■ Requirements ■
Copy every line of the material below word for word.

## begin Recorded data

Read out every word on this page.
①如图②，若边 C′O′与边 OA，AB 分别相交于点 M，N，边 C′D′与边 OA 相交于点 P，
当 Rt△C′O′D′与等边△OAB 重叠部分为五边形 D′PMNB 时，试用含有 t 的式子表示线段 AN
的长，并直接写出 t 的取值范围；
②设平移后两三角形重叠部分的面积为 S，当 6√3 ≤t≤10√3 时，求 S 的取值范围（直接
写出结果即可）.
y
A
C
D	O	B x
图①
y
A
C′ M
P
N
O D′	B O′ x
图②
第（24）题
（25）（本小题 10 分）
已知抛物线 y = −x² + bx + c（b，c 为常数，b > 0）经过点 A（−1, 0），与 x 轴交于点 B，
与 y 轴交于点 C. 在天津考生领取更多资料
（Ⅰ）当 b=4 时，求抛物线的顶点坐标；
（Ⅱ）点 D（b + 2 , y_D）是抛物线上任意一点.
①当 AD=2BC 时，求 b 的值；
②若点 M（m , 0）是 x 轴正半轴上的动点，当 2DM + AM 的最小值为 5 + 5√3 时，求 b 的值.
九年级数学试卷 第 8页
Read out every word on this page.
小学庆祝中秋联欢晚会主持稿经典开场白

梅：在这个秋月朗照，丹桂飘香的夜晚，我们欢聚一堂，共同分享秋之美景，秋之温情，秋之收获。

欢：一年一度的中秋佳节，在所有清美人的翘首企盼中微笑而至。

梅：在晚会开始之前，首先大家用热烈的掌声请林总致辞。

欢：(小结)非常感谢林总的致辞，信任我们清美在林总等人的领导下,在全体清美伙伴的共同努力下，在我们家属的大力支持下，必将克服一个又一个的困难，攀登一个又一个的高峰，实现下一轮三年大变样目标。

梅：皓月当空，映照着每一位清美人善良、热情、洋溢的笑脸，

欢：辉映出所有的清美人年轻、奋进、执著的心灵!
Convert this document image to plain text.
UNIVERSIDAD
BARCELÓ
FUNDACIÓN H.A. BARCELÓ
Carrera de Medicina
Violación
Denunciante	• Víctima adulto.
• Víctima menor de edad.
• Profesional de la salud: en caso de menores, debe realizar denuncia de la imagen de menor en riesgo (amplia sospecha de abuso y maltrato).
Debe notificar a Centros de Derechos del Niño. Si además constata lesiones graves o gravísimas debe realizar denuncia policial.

## end Recorded data

■ Solution to the exercise ■
Read out every word on this page.
①如图②，若边 C′O′与边 OA，AB 分别相交于点 M，N，边 C′D′与边 OA 相交于点 P，
当 Rt△C′O′D′与等边△OAB 重叠部分为五边形 D′PMNB 时，试用含有 t 的式子表示线段 AN
的长，并直接写出 t 的取值范围；
②设平移后两三角形重叠部分的面积为 S，当 6√3 ≤t≤10√3 时，求 S 的取值范围（直接
写出结果即可）.
y
A
C
D	O	B x
图①
y
A
C′ M
P
N
O D′	B O′ x
图②
第（24）题
（25）（本小题 10 分）
已知抛物线 y = −x² + bx + c（b，c 为常数，b > 0）经过点 A（−1, 0），与 x 轴交于点 B，
与 y 轴交于点 C. 在天津考生领取更多资料
（Ⅰ）当 b=4 时，求抛物线的顶点坐标；
（Ⅱ）点 D（b + 2 , y_D）是抛物线上任意一点.
①当 AD=2BC 时，求 b 的值；
②若点 M（m , 0）是 x 轴正半轴上的动点，当 2DM + AM 的最小值为 5 + 5√3 时，求 b 的值.
九年级数学试卷 第 8页
Read out every word on this page.
小学庆祝中秋联欢晚会主持稿经典开场白

梅：在这个秋月朗照，丹桂飘香的夜晚，我们欢聚一堂，共同分享秋之美景，秋之温情，秋之收获。

欢：一年一度的中秋佳节，在所有清美人的翘首企盼中微笑而至。

梅：在晚会开始之前，首先大家用热烈的掌声请林总致辞。

欢：(小结)非常感谢林总的致辞，信任我们清美在林总等人的领导下,在全体清美伙伴的共同努力下，在我们家属的大力支持下，必将克服一个又一个的困难，攀登一个又一个的高峰，实现下一轮三年大变样目标。

梅：皓月当空，映照着每一位清美人善良、热情、洋溢的笑脸，

欢：辉映出所有的清美人年轻、奋进、执著的心灵!
Convert this document image to plain text.
UNIVERSIDAD
BARCELÓ
FUNDACIÓN H.A. BARCELÓ
Carrera de Medicina
Violación
Denunciante	• Víctima adulto.
• Víctima menor de edad.
• Profesional de la salud: en caso de menores, debe realizar denuncia de la imagen de menor en riesgo (amplia sospecha de abuso y maltrato).
Debe notificar a Centros de Derechos del Niño. Si además constata lesiones graves o gravísimas debe realizar denuncia policial.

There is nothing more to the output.